• [WHAT IS BEING ASKED]: From the entries below, copy every line holding the word "address".

• [GIVEN DATA]:
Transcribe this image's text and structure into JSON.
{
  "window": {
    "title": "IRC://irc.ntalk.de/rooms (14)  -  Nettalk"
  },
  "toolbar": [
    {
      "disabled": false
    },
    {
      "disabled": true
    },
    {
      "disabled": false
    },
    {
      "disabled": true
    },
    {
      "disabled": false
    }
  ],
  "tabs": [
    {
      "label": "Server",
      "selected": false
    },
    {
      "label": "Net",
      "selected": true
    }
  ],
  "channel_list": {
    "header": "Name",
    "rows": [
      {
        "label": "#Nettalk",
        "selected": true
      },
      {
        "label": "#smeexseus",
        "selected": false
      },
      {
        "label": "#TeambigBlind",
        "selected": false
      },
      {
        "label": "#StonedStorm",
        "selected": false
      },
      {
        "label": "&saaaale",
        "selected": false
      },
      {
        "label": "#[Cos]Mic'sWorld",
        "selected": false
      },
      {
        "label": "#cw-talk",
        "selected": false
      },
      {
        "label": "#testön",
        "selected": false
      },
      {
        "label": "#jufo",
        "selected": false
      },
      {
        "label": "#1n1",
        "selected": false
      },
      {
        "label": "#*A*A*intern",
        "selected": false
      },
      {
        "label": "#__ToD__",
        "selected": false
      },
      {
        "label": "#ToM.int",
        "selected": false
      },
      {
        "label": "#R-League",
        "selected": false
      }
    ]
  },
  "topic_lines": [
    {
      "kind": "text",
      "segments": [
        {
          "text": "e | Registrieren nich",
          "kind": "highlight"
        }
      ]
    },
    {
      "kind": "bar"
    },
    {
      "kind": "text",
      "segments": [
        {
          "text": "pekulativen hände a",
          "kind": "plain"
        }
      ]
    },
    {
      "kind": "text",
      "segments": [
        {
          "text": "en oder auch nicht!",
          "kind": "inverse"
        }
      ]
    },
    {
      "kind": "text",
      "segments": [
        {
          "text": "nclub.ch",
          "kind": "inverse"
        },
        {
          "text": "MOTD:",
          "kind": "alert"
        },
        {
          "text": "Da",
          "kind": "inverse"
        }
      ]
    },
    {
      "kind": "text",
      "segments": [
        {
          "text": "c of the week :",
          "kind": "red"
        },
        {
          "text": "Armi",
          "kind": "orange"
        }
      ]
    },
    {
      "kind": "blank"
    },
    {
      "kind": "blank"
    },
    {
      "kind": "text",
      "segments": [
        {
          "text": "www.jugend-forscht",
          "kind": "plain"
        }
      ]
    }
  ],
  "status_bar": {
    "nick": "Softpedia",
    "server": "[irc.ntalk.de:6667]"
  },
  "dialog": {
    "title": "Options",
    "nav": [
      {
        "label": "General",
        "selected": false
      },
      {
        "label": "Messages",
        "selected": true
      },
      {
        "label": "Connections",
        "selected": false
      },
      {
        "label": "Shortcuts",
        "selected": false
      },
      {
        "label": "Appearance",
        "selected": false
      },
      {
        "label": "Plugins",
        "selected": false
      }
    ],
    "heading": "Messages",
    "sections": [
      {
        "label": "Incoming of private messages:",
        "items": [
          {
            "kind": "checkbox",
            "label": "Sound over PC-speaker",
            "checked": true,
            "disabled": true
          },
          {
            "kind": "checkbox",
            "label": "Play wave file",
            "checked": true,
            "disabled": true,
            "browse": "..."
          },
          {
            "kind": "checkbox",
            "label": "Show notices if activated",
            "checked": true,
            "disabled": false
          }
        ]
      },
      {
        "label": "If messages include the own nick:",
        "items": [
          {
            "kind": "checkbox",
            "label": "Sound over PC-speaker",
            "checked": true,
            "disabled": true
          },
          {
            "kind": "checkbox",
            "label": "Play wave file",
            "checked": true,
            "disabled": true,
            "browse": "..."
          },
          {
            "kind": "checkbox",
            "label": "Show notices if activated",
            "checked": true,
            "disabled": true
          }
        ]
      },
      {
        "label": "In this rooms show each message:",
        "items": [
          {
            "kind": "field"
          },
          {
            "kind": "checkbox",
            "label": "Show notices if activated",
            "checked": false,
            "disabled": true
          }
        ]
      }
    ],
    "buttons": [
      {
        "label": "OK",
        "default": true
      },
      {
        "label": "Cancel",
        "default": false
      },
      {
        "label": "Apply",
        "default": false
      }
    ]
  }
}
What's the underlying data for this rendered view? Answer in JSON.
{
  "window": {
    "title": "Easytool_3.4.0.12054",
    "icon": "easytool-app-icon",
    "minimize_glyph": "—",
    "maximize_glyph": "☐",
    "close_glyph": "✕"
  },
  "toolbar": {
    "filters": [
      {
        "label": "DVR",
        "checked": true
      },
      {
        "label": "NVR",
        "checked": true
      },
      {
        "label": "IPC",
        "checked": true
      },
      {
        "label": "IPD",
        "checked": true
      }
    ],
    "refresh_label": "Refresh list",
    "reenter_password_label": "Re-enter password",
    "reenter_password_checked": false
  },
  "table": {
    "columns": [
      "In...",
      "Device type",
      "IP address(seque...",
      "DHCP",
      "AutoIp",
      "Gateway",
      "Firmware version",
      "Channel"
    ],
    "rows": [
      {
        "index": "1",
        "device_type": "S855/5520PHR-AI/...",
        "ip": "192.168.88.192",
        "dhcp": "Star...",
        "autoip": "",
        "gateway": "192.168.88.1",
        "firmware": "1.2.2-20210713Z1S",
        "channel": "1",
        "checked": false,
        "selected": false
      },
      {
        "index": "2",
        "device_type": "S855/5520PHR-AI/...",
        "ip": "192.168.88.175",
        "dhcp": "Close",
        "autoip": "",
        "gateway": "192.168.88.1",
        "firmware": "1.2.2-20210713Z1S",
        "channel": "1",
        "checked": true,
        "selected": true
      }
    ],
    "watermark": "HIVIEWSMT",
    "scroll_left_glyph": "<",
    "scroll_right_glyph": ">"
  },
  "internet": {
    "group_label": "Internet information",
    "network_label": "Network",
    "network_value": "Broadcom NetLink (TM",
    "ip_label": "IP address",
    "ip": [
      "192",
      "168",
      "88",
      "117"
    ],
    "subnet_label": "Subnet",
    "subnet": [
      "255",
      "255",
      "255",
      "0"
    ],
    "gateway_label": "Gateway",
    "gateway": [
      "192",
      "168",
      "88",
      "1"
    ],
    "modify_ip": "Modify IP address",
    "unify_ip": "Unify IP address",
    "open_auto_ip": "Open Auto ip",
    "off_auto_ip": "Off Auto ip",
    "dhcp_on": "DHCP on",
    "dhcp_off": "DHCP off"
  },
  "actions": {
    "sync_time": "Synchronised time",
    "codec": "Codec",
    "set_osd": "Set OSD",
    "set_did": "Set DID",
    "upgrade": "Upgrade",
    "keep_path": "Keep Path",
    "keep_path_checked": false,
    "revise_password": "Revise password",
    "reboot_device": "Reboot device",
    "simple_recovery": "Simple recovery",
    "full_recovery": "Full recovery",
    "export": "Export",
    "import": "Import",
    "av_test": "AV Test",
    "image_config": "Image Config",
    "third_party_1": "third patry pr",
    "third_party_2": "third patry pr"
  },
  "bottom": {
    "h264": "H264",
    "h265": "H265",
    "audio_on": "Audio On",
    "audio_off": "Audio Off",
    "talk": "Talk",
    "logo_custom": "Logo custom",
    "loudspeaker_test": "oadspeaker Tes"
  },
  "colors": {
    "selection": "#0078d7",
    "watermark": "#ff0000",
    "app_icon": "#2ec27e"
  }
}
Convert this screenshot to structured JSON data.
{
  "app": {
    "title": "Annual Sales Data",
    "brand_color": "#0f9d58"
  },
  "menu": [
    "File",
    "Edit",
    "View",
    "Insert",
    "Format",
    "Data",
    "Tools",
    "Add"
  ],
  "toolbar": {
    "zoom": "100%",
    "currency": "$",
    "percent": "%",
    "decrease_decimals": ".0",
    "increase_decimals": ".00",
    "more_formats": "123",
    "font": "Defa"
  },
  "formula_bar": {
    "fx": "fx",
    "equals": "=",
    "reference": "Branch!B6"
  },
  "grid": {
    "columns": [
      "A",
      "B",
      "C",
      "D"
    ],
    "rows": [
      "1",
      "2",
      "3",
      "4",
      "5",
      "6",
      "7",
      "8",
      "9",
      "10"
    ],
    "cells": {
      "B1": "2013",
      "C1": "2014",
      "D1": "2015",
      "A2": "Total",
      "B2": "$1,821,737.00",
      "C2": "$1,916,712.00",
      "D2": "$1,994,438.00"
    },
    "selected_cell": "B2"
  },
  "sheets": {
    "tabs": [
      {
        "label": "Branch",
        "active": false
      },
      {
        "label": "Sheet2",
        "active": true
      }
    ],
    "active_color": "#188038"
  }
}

• [SOLUTION FOR THIS TASK]:
      "IP address(seque...",
    "ip_label": "IP address",
    "modify_ip": "Modify IP address",
    "unify_ip": "Unify IP address",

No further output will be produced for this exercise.